_Your goal_
Write out every entry, unchanged. Skip any picture.
───── Extracted material ─────
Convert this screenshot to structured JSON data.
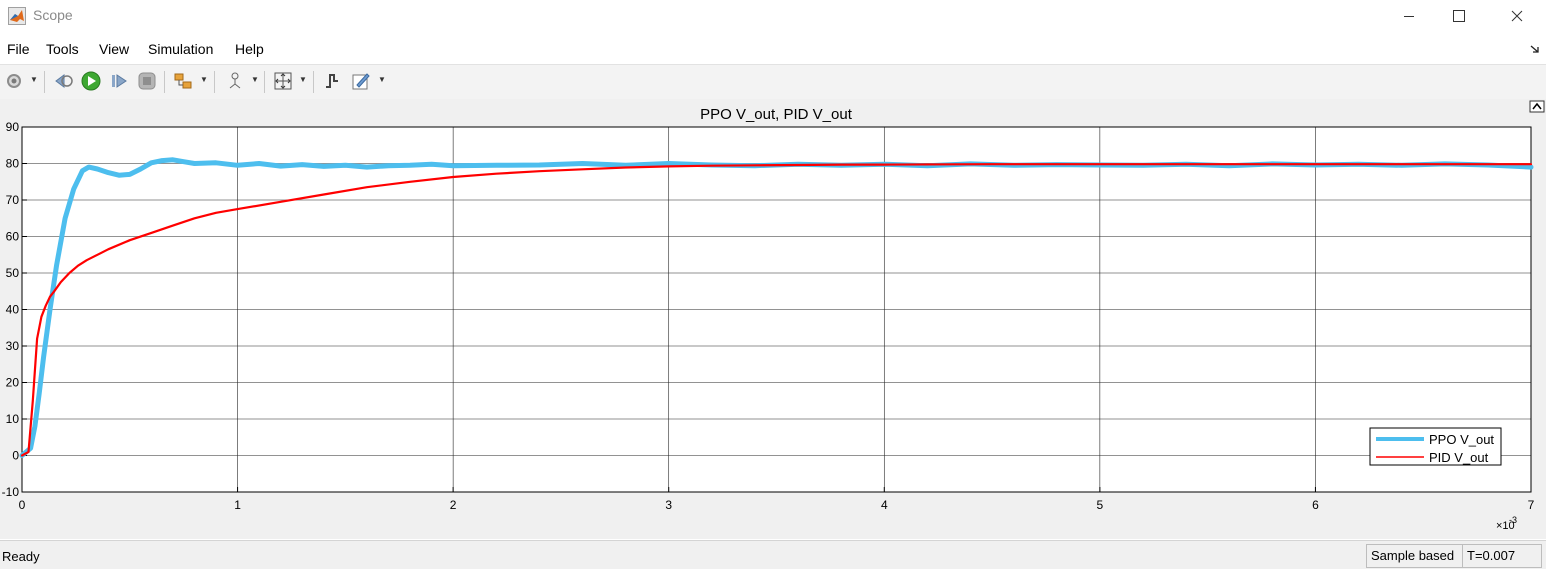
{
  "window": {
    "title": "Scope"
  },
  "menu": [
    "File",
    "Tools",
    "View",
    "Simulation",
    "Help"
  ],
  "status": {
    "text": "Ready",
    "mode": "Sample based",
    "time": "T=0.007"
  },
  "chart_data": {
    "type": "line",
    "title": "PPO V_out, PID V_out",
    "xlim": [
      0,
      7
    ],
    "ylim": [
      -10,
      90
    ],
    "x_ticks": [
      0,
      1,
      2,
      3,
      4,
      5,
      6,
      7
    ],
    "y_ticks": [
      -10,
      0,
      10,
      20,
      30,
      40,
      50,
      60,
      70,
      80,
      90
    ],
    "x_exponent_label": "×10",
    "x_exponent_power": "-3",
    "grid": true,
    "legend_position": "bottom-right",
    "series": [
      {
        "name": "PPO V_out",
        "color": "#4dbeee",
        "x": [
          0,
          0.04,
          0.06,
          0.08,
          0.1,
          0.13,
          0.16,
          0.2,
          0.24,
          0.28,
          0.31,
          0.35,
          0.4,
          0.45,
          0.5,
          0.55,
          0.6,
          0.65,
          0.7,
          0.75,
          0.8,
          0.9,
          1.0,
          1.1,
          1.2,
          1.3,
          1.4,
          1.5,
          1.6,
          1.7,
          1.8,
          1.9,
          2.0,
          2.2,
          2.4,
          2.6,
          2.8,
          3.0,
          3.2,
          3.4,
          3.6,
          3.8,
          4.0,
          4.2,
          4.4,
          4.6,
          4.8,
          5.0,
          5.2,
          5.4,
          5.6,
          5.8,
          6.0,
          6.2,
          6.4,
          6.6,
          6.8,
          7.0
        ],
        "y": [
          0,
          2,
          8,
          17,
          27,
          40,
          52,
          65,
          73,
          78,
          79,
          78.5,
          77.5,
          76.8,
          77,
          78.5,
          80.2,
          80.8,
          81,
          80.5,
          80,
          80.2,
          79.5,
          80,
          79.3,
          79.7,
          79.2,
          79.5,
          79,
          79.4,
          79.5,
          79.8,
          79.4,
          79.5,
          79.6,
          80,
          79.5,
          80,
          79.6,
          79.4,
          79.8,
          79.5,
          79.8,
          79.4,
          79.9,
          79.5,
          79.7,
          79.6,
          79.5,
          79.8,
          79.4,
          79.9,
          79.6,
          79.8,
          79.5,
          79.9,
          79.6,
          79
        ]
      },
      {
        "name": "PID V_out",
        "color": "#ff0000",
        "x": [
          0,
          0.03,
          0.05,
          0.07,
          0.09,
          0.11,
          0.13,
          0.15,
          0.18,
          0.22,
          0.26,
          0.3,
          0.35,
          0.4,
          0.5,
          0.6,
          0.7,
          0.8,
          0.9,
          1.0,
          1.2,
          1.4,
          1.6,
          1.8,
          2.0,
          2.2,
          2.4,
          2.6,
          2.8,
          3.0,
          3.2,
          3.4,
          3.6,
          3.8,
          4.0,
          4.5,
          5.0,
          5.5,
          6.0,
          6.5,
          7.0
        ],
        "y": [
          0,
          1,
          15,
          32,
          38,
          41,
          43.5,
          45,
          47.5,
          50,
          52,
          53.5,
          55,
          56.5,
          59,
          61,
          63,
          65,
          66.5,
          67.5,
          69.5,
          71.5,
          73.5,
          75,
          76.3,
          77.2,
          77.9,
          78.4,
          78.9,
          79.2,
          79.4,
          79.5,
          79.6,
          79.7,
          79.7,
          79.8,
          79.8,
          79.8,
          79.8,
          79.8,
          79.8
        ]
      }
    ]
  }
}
─────
_Right answer_
Convert this screenshot to structured JSON data.
{
  "window": {
    "title": "Scope"
  },
  "menu": [
    "File",
    "Tools",
    "View",
    "Simulation",
    "Help"
  ],
  "status": {
    "text": "Ready",
    "mode": "Sample based",
    "time": "T=0.007"
  },
  "chart_data": {
    "type": "line",
    "title": "PPO V_out, PID V_out",
    "xlim": [
      0,
      7
    ],
    "ylim": [
      -10,
      90
    ],
    "x_ticks": [
      0,
      1,
      2,
      3,
      4,
      5,
      6,
      7
    ],
    "y_ticks": [
      -10,
      0,
      10,
      20,
      30,
      40,
      50,
      60,
      70,
      80,
      90
    ],
    "x_exponent_label": "×10",
    "x_exponent_power": "-3",
    "grid": true,
    "legend_position": "bottom-right",
    "series": [
      {
        "name": "PPO V_out",
        "color": "#4dbeee",
        "x": [
          0,
          0.04,
          0.06,
          0.08,
          0.1,
          0.13,
          0.16,
          0.2,
          0.24,
          0.28,
          0.31,
          0.35,
          0.4,
          0.45,
          0.5,
          0.55,
          0.6,
          0.65,
          0.7,
          0.75,
          0.8,
          0.9,
          1.0,
          1.1,
          1.2,
          1.3,
          1.4,
          1.5,
          1.6,
          1.7,
          1.8,
          1.9,
          2.0,
          2.2,
          2.4,
          2.6,
          2.8,
          3.0,
          3.2,
          3.4,
          3.6,
          3.8,
          4.0,
          4.2,
          4.4,
          4.6,
          4.8,
          5.0,
          5.2,
          5.4,
          5.6,
          5.8,
          6.0,
          6.2,
          6.4,
          6.6,
          6.8,
          7.0
        ],
        "y": [
          0,
          2,
          8,
          17,
          27,
          40,
          52,
          65,
          73,
          78,
          79,
          78.5,
          77.5,
          76.8,
          77,
          78.5,
          80.2,
          80.8,
          81,
          80.5,
          80,
          80.2,
          79.5,
          80,
          79.3,
          79.7,
          79.2,
          79.5,
          79,
          79.4,
          79.5,
          79.8,
          79.4,
          79.5,
          79.6,
          80,
          79.5,
          80,
          79.6,
          79.4,
          79.8,
          79.5,
          79.8,
          79.4,
          79.9,
          79.5,
          79.7,
          79.6,
          79.5,
          79.8,
          79.4,
          79.9,
          79.6,
          79.8,
          79.5,
          79.9,
          79.6,
          79
        ]
      },
      {
        "name": "PID V_out",
        "color": "#ff0000",
        "x": [
          0,
          0.03,
          0.05,
          0.07,
          0.09,
          0.11,
          0.13,
          0.15,
          0.18,
          0.22,
          0.26,
          0.3,
          0.35,
          0.4,
          0.5,
          0.6,
          0.7,
          0.8,
          0.9,
          1.0,
          1.2,
          1.4,
          1.6,
          1.8,
          2.0,
          2.2,
          2.4,
          2.6,
          2.8,
          3.0,
          3.2,
          3.4,
          3.6,
          3.8,
          4.0,
          4.5,
          5.0,
          5.5,
          6.0,
          6.5,
          7.0
        ],
        "y": [
          0,
          1,
          15,
          32,
          38,
          41,
          43.5,
          45,
          47.5,
          50,
          52,
          53.5,
          55,
          56.5,
          59,
          61,
          63,
          65,
          66.5,
          67.5,
          69.5,
          71.5,
          73.5,
          75,
          76.3,
          77.2,
          77.9,
          78.4,
          78.9,
          79.2,
          79.4,
          79.5,
          79.6,
          79.7,
          79.7,
          79.8,
          79.8,
          79.8,
          79.8,
          79.8,
          79.8
        ]
      }
    ]
  }
}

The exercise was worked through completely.